• DIRECTIONS
Answer from the freelancer's guide below:
(a) Which company is Avrum Laurie with?
(b) How many ways to improve work/life balance does the guide say it offers?
(c) Which term should be used instead of 'price' when costs are discussed?

• TEXT
The freelancer's guide to earning more while working less

Don't work harder, work smarter! Avrum Laurie of FreshBooks explains how to boost your income without having to do loads of late nights.

As a freelance designer, you'd probably like to make more money this year, but you still want time to enjoy your personal life. Yet it's hard to build a design business when the whole strategy depends on your ability to work harder and burn through more hours.

If you're looking for big returns in 2014, it's time to rethink your business practices. A few simple changes in philosophy can go a long way, enabling you to make more money without pulling long nights in front of the computer. Here are four ways to start improving your work/life balance now.

01. Position yourself as an investment

Persuade clients to see you as a valuable resource, not a drain on their finances. Image: www.StockMonkeys.com

Clients want to keep their expenses as low as possible. That's why so many designers experience downward pressure on their proposed prices. However, there's a big difference between an expense and an investment. Position your design services as something that will benefit the client in the near and long-term, and there will be less haggling over dollars.

In other words, when discussing your services, don't paint yourself as another commodity. Actively try to use the term 'investment' instead of 'price' whenever costs are discussed.

• DATA EXTRACTS
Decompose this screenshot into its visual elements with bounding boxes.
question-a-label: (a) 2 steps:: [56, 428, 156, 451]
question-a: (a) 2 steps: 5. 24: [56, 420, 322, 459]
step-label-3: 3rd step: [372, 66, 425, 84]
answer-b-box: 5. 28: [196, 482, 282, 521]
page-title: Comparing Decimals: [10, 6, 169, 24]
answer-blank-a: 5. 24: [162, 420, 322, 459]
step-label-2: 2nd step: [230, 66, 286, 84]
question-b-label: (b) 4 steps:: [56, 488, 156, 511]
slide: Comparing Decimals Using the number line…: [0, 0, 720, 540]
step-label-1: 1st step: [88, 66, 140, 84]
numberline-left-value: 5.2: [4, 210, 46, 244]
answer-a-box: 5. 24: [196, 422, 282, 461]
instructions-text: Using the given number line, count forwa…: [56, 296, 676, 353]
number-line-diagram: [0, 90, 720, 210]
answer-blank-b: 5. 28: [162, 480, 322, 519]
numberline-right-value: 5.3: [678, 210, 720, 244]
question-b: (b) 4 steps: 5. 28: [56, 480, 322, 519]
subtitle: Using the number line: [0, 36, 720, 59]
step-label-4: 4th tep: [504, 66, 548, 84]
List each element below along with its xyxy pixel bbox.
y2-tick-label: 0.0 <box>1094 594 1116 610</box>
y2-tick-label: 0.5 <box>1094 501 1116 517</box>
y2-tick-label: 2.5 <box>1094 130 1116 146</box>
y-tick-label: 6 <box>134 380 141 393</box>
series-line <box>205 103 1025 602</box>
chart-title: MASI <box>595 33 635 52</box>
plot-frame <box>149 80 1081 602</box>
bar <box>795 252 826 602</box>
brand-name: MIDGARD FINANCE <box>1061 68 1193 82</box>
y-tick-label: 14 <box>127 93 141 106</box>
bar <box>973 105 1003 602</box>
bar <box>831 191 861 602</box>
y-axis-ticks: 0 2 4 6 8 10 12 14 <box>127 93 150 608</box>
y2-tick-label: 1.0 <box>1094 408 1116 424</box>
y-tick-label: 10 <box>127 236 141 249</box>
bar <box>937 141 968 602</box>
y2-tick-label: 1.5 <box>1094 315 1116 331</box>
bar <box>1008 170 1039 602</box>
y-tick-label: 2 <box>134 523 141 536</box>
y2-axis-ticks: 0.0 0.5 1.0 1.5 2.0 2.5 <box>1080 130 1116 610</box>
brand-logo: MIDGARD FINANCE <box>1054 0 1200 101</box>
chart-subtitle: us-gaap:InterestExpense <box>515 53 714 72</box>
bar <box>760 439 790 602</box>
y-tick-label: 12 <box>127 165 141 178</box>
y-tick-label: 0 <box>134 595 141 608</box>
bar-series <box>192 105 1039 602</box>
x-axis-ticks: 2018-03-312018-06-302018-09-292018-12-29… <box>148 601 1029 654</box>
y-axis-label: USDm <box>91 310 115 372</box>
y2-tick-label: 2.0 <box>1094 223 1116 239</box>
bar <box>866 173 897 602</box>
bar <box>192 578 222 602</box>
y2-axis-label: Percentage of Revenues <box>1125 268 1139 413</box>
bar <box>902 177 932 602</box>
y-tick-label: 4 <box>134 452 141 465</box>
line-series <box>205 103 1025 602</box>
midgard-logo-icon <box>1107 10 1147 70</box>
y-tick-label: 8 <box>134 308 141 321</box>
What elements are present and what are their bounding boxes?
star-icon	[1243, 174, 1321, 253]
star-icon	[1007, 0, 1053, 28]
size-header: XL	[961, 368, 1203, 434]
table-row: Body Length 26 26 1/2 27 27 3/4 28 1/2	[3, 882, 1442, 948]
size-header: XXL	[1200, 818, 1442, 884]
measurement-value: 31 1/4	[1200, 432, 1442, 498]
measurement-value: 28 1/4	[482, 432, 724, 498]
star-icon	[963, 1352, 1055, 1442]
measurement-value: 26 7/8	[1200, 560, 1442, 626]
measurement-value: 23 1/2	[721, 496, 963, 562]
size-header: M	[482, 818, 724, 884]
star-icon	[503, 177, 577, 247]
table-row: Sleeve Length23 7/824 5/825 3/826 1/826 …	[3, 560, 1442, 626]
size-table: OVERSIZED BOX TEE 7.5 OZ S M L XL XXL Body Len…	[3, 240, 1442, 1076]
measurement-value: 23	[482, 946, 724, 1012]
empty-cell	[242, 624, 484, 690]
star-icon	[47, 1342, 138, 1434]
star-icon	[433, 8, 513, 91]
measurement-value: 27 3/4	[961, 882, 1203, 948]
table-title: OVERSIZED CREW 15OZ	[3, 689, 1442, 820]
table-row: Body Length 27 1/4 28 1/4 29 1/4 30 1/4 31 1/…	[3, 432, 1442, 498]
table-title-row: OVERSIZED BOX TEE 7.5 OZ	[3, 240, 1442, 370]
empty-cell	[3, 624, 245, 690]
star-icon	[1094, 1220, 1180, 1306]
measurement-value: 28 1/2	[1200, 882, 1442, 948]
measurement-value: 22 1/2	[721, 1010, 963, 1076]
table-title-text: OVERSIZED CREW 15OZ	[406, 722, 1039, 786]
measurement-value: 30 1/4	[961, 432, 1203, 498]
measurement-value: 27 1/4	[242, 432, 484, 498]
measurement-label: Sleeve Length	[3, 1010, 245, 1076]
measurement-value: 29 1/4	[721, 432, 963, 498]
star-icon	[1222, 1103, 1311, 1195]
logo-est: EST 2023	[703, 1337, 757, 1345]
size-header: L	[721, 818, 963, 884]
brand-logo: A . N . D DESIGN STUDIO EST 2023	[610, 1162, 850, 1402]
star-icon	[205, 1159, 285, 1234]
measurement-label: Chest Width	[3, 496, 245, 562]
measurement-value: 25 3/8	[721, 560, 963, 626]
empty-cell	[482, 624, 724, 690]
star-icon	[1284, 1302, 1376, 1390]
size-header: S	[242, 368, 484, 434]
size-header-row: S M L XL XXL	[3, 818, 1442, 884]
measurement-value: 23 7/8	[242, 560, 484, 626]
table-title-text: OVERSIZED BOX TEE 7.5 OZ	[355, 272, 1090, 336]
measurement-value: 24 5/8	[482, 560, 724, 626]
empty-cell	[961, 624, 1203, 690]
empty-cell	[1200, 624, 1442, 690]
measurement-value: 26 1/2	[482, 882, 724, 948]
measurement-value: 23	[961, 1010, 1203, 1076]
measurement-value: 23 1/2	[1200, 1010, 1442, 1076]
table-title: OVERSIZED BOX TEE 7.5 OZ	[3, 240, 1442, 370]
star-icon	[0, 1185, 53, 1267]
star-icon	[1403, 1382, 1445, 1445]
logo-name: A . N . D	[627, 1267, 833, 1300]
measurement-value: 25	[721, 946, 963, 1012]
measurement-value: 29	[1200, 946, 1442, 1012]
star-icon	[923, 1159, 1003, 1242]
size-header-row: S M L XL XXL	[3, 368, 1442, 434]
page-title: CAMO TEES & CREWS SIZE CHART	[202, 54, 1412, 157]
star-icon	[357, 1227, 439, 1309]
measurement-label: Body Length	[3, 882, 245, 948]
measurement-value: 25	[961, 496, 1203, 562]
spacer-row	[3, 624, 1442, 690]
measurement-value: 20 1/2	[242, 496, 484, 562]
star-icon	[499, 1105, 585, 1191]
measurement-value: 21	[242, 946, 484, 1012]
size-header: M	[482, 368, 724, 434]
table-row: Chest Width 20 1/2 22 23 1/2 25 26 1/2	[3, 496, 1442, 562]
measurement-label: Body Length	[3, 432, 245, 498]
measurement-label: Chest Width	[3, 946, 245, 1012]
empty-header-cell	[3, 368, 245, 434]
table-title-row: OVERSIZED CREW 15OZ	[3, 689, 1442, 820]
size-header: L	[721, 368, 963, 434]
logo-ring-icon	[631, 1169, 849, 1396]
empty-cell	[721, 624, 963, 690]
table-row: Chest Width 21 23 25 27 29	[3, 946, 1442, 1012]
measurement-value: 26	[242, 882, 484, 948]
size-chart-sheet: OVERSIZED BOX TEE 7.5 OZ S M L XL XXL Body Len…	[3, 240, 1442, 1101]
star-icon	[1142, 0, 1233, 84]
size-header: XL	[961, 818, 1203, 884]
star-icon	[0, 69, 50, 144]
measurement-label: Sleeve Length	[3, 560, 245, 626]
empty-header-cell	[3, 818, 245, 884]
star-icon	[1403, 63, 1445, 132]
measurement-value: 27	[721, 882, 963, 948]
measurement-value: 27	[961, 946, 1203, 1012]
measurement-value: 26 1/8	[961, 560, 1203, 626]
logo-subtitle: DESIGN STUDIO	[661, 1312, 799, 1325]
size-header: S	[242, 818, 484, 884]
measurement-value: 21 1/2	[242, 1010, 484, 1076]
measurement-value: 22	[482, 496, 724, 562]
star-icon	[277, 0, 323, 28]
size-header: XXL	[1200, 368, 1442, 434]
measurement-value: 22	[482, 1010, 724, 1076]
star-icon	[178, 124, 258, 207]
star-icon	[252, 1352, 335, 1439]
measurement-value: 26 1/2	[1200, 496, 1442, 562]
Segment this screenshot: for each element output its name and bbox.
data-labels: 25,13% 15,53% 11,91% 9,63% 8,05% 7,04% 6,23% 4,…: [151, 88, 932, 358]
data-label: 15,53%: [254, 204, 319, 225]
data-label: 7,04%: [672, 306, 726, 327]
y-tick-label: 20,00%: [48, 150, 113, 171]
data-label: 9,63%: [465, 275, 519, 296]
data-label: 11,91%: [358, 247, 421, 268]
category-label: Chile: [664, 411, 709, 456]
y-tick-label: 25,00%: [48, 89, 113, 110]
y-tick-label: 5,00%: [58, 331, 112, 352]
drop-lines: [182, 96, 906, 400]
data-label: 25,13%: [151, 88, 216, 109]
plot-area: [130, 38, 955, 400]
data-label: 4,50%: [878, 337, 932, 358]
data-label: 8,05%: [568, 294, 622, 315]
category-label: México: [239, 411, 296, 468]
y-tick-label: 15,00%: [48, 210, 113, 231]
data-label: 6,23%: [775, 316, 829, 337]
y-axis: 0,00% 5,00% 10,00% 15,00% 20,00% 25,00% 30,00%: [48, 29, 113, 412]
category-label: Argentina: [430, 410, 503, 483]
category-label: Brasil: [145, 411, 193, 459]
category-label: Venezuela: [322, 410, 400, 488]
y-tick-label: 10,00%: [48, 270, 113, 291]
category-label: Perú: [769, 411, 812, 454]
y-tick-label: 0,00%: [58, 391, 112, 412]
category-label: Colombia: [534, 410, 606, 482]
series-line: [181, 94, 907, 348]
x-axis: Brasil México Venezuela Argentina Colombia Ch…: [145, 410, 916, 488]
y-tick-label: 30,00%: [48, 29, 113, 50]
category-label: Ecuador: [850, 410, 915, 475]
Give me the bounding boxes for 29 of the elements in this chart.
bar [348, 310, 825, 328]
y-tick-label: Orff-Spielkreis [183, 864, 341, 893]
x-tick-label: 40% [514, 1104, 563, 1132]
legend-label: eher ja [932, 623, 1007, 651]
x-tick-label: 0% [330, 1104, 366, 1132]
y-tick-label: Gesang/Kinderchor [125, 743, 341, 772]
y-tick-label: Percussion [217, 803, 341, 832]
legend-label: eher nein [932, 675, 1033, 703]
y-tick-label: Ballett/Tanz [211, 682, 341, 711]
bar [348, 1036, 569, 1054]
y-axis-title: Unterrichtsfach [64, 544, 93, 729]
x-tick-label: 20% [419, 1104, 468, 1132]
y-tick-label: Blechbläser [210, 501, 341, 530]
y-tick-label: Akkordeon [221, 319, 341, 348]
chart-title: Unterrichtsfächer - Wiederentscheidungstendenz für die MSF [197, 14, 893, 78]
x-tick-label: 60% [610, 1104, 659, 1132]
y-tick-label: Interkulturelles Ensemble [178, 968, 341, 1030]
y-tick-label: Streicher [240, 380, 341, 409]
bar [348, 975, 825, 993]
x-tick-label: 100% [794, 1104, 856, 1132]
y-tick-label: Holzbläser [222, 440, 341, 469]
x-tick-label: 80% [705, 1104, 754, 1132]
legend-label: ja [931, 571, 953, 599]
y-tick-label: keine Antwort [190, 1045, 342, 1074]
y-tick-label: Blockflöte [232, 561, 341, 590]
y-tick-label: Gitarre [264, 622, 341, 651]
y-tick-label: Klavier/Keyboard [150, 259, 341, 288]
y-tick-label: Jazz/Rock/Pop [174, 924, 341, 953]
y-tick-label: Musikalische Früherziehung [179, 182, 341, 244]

• RESULT OF THIS TASK
(a) FreshBooks
(b) Four
(c) 'Investment'